Given exercise ->
Collect each line of the entries that holds the string "工业新鲜水".

==*==

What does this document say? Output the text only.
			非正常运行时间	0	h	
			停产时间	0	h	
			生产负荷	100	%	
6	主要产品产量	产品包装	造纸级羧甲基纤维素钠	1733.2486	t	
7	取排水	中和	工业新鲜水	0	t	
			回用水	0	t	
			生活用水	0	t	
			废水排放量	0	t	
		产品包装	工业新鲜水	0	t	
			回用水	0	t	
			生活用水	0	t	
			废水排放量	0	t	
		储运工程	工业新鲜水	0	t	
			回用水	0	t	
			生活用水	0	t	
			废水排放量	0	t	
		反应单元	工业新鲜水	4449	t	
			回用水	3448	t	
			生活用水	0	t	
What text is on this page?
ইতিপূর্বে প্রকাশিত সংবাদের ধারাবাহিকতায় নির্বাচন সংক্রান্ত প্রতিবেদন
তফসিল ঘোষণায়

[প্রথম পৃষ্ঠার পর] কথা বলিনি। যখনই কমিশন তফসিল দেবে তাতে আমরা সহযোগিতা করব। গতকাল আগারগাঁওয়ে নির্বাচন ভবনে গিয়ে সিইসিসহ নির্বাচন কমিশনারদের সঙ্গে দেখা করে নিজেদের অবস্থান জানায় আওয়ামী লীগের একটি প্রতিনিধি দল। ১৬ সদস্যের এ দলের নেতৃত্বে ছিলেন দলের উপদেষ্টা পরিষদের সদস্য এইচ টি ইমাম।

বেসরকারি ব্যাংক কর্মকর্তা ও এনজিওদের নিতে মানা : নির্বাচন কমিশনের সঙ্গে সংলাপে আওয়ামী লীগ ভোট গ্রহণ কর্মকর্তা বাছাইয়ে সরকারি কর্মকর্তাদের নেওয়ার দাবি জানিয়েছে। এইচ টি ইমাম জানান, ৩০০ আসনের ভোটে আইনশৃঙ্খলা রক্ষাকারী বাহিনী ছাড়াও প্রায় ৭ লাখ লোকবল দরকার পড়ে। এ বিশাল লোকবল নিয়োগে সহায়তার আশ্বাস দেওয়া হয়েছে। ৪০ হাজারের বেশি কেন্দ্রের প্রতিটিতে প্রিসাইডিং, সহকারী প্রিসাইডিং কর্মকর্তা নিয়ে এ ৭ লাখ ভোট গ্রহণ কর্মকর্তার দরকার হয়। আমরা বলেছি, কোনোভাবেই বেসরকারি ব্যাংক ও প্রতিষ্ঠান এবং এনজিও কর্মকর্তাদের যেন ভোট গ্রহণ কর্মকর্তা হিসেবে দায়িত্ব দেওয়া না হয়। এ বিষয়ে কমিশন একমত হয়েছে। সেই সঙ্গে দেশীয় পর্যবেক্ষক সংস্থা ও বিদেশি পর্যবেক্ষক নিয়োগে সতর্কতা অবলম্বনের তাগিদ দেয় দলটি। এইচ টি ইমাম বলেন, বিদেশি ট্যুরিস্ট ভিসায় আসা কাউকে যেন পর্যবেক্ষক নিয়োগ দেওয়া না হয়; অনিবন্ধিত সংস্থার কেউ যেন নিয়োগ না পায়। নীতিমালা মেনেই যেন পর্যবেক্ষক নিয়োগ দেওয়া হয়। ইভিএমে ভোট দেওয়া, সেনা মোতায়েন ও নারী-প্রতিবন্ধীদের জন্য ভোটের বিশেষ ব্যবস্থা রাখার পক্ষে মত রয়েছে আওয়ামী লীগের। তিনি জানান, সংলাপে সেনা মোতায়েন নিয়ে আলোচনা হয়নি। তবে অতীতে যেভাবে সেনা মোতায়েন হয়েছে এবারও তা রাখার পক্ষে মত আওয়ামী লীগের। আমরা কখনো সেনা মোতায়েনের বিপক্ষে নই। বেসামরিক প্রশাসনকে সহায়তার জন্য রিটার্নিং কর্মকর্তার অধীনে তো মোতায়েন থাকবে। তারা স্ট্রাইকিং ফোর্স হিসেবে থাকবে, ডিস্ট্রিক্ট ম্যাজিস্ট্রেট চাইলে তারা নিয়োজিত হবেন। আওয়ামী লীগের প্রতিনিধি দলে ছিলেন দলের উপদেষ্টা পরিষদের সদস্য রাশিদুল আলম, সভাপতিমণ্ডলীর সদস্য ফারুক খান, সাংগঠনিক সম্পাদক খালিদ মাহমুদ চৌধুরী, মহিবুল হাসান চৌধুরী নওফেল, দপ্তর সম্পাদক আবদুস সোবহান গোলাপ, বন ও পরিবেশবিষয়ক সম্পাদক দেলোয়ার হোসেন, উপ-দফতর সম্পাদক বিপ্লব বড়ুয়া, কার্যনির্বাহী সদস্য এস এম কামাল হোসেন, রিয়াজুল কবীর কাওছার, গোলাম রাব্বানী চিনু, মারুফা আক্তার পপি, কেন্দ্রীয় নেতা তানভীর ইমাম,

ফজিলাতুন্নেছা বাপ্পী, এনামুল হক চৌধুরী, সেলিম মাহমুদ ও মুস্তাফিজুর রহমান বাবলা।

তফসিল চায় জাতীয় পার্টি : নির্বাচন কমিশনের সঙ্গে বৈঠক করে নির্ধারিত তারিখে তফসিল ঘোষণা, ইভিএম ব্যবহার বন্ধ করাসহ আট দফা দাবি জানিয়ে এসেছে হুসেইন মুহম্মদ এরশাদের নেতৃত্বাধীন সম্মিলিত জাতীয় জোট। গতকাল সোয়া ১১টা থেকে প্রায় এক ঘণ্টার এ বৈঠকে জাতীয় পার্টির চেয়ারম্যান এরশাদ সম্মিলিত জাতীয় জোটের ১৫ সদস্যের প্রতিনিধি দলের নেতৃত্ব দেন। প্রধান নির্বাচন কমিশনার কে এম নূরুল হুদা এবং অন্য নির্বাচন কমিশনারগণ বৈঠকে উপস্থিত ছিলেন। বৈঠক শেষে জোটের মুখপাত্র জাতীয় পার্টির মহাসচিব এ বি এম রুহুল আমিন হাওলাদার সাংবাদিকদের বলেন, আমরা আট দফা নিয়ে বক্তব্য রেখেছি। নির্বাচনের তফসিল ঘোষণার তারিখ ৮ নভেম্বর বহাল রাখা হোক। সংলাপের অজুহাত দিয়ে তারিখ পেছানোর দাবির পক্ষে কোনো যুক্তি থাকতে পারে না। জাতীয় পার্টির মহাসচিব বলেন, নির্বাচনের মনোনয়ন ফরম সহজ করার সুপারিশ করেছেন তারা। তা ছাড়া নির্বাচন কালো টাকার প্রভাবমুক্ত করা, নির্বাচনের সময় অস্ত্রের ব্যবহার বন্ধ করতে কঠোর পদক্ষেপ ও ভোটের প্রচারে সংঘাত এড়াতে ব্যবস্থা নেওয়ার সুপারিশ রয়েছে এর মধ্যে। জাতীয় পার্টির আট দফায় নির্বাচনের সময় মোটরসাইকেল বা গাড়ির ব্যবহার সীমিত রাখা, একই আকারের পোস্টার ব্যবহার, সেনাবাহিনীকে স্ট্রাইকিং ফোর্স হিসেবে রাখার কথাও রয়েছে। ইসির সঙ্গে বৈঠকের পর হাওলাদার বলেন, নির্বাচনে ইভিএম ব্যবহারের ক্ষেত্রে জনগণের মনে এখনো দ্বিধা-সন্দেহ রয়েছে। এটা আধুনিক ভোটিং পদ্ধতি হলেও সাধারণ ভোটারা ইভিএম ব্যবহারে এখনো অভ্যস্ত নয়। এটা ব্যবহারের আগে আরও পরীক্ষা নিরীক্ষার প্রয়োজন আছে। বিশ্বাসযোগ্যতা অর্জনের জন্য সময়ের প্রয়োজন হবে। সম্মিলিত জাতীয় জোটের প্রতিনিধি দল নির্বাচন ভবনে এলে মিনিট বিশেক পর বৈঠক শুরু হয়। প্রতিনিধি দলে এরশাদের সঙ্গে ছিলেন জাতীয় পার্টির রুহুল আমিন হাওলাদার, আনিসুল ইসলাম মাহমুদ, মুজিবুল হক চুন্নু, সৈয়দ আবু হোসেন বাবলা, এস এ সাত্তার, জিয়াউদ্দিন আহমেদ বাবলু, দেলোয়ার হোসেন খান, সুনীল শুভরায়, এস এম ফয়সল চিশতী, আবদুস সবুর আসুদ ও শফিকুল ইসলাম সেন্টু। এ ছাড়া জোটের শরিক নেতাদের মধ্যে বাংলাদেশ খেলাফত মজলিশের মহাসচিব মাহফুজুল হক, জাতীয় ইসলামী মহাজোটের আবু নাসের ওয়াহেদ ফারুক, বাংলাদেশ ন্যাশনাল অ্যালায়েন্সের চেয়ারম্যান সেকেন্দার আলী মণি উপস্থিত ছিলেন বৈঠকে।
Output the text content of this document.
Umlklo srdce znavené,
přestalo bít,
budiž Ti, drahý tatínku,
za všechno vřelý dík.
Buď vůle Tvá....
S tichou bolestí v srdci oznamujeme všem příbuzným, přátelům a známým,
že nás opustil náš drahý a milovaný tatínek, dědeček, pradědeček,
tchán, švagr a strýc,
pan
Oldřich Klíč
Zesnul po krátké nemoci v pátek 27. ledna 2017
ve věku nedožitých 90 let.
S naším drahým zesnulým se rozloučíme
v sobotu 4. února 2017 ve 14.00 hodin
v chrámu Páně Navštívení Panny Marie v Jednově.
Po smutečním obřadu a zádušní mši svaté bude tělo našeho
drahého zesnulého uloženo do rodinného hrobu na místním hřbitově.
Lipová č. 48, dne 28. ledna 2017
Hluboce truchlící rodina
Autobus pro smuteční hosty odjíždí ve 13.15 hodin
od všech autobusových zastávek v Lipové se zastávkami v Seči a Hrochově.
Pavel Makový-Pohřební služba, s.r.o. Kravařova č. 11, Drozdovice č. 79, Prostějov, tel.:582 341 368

==*==

Answer to the exercise ->
7	取排水	中和	工业新鲜水	0	t	
		产品包装	工业新鲜水	0	t	
		储运工程	工业新鲜水	0	t	
		反应单元	工业新鲜水	4449	t	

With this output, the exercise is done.